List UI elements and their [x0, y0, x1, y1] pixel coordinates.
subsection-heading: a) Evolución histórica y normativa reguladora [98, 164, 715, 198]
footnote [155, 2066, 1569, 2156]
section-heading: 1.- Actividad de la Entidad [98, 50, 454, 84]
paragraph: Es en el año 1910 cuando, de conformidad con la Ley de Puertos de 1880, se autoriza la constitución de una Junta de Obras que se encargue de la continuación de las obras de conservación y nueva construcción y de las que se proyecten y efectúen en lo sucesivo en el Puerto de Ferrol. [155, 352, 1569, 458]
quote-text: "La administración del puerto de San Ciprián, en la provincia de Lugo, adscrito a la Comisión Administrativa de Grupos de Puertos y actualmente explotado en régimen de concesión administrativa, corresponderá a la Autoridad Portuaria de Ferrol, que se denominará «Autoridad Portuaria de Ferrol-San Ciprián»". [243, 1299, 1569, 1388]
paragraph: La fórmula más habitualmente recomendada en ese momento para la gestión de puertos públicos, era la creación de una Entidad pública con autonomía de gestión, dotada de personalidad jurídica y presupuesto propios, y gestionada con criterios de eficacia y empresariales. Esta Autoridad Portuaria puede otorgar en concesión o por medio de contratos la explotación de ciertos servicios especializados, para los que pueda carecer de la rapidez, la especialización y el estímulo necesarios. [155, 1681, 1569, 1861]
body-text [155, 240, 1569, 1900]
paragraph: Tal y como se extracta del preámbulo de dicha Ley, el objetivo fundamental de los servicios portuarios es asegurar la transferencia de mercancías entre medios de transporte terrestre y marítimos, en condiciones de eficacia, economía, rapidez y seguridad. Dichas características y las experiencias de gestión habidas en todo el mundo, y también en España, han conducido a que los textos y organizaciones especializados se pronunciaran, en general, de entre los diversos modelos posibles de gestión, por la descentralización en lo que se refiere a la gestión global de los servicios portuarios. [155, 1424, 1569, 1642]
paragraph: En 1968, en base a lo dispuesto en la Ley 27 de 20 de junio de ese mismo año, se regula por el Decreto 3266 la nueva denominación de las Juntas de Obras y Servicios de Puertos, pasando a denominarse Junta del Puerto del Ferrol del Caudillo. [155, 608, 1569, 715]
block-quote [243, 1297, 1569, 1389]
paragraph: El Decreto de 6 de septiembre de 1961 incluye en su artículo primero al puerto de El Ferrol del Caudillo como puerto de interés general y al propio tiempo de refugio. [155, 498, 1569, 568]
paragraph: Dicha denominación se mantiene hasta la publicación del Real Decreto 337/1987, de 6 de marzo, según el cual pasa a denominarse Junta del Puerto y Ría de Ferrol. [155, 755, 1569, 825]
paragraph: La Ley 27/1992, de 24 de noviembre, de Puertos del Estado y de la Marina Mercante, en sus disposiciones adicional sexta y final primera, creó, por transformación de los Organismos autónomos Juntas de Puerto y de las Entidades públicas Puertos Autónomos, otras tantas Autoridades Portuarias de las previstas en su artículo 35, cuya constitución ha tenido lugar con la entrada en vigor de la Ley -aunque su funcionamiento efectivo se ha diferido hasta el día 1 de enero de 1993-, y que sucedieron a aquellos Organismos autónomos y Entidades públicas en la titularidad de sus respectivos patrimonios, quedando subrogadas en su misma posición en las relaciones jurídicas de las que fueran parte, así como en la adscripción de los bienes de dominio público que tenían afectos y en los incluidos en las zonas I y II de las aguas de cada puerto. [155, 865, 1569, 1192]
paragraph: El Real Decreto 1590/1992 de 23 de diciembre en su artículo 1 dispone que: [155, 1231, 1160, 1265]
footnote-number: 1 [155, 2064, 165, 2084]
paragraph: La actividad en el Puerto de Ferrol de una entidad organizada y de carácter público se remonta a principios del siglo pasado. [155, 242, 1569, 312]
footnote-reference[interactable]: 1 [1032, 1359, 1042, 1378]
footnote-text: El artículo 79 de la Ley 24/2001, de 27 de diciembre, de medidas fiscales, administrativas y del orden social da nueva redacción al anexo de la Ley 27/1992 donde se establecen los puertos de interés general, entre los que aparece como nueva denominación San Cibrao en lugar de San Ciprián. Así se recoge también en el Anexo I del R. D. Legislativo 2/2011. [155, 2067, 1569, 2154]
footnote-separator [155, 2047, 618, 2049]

---*---

Copy every line of the records above verbatim, leaving nothing out and changing nothing.

List UI elements and their [x0, y0, x1, y1] pixel coordinates.
subsection-heading: a) Evolución histórica y normativa reguladora [98, 164, 715, 198]
footnote [155, 2066, 1569, 2156]
section-heading: 1.- Actividad de la Entidad [98, 50, 454, 84]
paragraph: Es en el año 1910 cuando, de conformidad con la Ley de Puertos de 1880, se autoriza la constitución de una Junta de Obras que se encargue de la continuación de las obras de conservación y nueva construcción y de las que se proyecten y efectúen en lo sucesivo en el Puerto de Ferrol. [155, 352, 1569, 458]
quote-text: "La administración del puerto de San Ciprián, en la provincia de Lugo, adscrito a la Comisión Administrativa de Grupos de Puertos y actualmente explotado en régimen de concesión administrativa, corresponderá a la Autoridad Portuaria de Ferrol, que se denominará «Autoridad Portuaria de Ferrol-San Ciprián»". [243, 1299, 1569, 1388]
paragraph: La fórmula más habitualmente recomendada en ese momento para la gestión de puertos públicos, era la creación de una Entidad pública con autonomía de gestión, dotada de personalidad jurídica y presupuesto propios, y gestionada con criterios de eficacia y empresariales. Esta Autoridad Portuaria puede otorgar en concesión o por medio de contratos la explotación de ciertos servicios especializados, para los que pueda carecer de la rapidez, la especialización y el estímulo necesarios. [155, 1681, 1569, 1861]
body-text [155, 240, 1569, 1900]
paragraph: Tal y como se extracta del preámbulo de dicha Ley, el objetivo fundamental de los servicios portuarios es asegurar la transferencia de mercancías entre medios de transporte terrestre y marítimos, en condiciones de eficacia, economía, rapidez y seguridad. Dichas características y las experiencias de gestión habidas en todo el mundo, y también en España, han conducido a que los textos y organizaciones especializados se pronunciaran, en general, de entre los diversos modelos posibles de gestión, por la descentralización en lo que se refiere a la gestión global de los servicios portuarios. [155, 1424, 1569, 1642]
paragraph: En 1968, en base a lo dispuesto en la Ley 27 de 20 de junio de ese mismo año, se regula por el Decreto 3266 la nueva denominación de las Juntas de Obras y Servicios de Puertos, pasando a denominarse Junta del Puerto del Ferrol del Caudillo. [155, 608, 1569, 715]
block-quote [243, 1297, 1569, 1389]
paragraph: El Decreto de 6 de septiembre de 1961 incluye en su artículo primero al puerto de El Ferrol del Caudillo como puerto de interés general y al propio tiempo de refugio. [155, 498, 1569, 568]
paragraph: Dicha denominación se mantiene hasta la publicación del Real Decreto 337/1987, de 6 de marzo, según el cual pasa a denominarse Junta del Puerto y Ría de Ferrol. [155, 755, 1569, 825]
paragraph: La Ley 27/1992, de 24 de noviembre, de Puertos del Estado y de la Marina Mercante, en sus disposiciones adicional sexta y final primera, creó, por transformación de los Organismos autónomos Juntas de Puerto y de las Entidades públicas Puertos Autónomos, otras tantas Autoridades Portuarias de las previstas en su artículo 35, cuya constitución ha tenido lugar con la entrada en vigor de la Ley -aunque su funcionamiento efectivo se ha diferido hasta el día 1 de enero de 1993-, y que sucedieron a aquellos Organismos autónomos y Entidades públicas en la titularidad de sus respectivos patrimonios, quedando subrogadas en su misma posición en las relaciones jurídicas de las que fueran parte, así como en la adscripción de los bienes de dominio público que tenían afectos y en los incluidos en las zonas I y II de las aguas de cada puerto. [155, 865, 1569, 1192]
paragraph: El Real Decreto 1590/1992 de 23 de diciembre en su artículo 1 dispone que: [155, 1231, 1160, 1265]
footnote-number: 1 [155, 2064, 165, 2084]
paragraph: La actividad en el Puerto de Ferrol de una entidad organizada y de carácter público se remonta a principios del siglo pasado. [155, 242, 1569, 312]
footnote-reference[interactable]: 1 [1032, 1359, 1042, 1378]
footnote-text: El artículo 79 de la Ley 24/2001, de 27 de diciembre, de medidas fiscales, administrativas y del orden social da nueva redacción al anexo de la Ley 27/1992 donde se establecen los puertos de interés general, entre los que aparece como nueva denominación San Cibrao en lugar de San Ciprián. Así se recoge también en el Anexo I del R. D. Legislativo 2/2011. [155, 2067, 1569, 2154]
footnote-separator [155, 2047, 618, 2049]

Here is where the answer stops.